Items from a data source:
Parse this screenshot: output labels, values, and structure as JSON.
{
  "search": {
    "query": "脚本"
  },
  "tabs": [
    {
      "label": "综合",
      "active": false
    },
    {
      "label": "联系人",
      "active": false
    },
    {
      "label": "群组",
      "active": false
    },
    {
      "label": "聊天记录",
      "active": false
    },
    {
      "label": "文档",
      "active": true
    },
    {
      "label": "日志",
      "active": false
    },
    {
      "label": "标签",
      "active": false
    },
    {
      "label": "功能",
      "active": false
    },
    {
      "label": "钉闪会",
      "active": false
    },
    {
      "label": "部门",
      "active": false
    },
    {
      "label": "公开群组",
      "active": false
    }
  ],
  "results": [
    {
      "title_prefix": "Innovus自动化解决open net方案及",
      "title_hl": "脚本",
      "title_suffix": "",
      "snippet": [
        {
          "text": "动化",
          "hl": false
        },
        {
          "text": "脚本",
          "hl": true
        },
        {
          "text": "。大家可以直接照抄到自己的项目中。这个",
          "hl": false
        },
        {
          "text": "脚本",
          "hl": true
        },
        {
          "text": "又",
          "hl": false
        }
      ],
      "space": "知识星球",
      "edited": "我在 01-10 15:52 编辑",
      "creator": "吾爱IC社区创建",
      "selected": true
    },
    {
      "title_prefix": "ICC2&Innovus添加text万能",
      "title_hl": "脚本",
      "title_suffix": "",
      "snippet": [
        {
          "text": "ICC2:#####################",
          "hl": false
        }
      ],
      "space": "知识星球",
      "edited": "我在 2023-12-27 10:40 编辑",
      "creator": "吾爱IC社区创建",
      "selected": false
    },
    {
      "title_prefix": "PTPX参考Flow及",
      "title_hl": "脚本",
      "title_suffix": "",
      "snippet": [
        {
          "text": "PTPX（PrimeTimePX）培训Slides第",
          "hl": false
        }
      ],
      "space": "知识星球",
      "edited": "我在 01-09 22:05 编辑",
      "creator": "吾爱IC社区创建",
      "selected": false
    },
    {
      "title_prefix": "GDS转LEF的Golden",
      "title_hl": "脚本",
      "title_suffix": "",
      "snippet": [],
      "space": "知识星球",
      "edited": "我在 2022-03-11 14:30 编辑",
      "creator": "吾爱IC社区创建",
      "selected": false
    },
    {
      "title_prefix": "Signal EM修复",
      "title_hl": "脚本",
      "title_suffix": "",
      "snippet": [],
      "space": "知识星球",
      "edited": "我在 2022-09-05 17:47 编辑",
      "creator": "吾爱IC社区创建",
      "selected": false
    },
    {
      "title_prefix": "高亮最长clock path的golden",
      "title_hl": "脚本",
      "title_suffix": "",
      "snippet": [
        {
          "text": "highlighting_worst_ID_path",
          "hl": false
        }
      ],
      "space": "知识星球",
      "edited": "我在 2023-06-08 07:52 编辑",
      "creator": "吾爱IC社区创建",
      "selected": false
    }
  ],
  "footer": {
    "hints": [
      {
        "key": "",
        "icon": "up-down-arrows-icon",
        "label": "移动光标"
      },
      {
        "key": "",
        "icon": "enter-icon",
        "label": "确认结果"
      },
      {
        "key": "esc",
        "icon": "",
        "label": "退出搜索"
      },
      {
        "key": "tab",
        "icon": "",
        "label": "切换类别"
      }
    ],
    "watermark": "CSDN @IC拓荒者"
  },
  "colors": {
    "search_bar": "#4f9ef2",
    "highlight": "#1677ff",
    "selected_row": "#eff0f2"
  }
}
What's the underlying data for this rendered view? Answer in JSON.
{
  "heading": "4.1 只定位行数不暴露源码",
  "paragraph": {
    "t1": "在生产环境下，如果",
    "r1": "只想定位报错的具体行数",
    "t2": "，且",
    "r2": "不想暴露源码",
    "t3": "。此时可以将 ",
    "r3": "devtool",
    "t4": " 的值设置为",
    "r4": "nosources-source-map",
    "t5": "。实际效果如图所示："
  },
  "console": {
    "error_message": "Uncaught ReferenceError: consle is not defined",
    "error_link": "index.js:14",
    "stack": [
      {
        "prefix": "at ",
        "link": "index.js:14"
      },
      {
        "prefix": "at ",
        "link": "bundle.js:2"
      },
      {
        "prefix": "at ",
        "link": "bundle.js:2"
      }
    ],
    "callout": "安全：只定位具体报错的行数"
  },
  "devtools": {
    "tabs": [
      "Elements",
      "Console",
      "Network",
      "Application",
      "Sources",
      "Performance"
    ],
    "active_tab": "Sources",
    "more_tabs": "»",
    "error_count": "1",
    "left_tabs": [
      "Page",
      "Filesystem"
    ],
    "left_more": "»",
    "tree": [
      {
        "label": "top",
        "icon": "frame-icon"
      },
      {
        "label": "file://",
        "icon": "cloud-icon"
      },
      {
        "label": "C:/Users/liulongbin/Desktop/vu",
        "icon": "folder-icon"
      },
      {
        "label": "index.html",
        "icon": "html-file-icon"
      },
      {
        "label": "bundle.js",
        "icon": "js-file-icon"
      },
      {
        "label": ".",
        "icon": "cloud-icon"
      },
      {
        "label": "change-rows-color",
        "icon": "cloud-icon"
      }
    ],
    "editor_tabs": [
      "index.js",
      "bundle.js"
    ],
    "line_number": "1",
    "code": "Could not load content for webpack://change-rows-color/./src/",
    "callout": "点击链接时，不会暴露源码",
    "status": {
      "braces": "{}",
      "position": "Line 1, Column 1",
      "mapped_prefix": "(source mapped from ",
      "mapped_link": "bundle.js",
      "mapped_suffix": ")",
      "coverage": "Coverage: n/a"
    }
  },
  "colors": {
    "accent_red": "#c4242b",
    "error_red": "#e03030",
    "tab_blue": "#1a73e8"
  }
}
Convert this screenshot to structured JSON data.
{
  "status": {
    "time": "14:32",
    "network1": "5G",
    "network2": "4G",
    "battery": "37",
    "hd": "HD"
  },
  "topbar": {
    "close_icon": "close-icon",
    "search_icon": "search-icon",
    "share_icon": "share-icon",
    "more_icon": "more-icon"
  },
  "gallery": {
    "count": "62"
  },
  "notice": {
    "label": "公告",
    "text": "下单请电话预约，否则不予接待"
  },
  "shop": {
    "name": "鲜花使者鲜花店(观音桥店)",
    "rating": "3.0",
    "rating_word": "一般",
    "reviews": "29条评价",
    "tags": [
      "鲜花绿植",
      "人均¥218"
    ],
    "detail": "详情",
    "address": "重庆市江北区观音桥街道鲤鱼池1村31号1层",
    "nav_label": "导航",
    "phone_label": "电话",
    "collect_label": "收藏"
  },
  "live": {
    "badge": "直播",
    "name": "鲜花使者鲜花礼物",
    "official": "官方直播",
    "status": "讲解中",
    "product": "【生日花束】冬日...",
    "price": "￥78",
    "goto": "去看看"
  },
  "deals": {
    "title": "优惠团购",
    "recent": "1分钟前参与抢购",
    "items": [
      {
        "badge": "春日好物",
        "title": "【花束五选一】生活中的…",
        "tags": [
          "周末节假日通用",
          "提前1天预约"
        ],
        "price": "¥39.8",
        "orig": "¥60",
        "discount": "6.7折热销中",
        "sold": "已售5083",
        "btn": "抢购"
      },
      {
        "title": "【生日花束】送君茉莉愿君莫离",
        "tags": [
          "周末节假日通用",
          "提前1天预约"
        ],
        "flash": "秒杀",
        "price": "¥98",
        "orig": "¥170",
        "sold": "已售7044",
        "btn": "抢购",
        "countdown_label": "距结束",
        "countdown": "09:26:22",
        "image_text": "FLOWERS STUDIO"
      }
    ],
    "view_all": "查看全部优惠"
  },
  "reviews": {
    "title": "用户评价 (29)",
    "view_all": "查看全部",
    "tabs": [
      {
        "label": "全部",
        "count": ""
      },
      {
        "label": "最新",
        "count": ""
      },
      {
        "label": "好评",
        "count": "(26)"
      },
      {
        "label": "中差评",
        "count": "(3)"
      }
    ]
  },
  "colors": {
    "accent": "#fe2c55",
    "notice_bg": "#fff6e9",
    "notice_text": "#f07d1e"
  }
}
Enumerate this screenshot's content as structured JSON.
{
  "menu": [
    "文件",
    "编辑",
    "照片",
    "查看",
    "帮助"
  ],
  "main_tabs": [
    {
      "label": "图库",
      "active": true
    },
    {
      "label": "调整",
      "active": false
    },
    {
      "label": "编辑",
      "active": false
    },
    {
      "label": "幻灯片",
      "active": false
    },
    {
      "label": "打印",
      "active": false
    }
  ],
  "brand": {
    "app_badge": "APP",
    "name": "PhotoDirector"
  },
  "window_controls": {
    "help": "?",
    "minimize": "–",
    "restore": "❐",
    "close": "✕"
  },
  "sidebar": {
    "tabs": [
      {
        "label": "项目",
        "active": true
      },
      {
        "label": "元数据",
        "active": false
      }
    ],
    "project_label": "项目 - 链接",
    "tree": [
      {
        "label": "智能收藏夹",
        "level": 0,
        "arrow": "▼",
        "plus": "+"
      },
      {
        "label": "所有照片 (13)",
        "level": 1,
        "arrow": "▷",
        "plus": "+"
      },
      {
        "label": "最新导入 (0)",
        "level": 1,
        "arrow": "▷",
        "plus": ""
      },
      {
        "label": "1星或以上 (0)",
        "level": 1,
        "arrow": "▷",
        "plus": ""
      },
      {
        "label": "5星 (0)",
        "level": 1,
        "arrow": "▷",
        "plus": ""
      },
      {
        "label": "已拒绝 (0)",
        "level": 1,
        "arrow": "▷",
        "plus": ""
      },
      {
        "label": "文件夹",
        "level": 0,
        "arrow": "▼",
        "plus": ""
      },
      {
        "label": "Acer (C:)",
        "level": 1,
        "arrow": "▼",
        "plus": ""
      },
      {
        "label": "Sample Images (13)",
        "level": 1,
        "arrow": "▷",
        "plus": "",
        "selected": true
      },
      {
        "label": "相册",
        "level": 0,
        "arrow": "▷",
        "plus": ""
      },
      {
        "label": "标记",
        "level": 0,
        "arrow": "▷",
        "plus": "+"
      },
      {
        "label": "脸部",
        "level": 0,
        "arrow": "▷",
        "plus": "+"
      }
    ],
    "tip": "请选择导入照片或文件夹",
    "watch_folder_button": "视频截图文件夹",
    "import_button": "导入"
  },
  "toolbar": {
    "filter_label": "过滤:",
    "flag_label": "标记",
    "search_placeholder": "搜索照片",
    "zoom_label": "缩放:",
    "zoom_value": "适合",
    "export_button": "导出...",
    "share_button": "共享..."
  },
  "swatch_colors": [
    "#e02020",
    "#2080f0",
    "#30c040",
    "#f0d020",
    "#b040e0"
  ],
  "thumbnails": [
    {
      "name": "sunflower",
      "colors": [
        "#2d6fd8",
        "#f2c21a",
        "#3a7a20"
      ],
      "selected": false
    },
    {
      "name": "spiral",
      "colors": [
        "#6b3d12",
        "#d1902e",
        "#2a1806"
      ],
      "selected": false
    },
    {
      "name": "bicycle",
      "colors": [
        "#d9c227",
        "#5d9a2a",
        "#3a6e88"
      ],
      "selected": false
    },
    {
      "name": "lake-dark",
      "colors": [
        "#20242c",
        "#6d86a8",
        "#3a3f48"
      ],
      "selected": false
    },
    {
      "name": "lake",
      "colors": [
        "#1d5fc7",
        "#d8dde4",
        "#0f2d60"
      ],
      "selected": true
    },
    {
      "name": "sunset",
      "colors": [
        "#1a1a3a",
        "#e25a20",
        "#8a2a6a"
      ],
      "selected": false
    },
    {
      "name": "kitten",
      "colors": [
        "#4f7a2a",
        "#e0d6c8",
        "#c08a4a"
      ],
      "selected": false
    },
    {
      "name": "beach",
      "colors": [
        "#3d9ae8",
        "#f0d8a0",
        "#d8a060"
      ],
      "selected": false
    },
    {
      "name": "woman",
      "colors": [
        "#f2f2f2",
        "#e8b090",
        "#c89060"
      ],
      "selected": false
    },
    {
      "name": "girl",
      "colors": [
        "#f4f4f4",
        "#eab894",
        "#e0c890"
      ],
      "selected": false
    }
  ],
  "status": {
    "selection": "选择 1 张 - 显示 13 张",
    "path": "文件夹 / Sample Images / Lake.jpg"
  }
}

# TO DO
In the records above, locate the lines holding the word "index". Copy each of them.

# COMPLETE OUTPUT
    "error_link": "index.js:14",
        "link": "index.js:14"
        "label": "index.html",
      "index.js",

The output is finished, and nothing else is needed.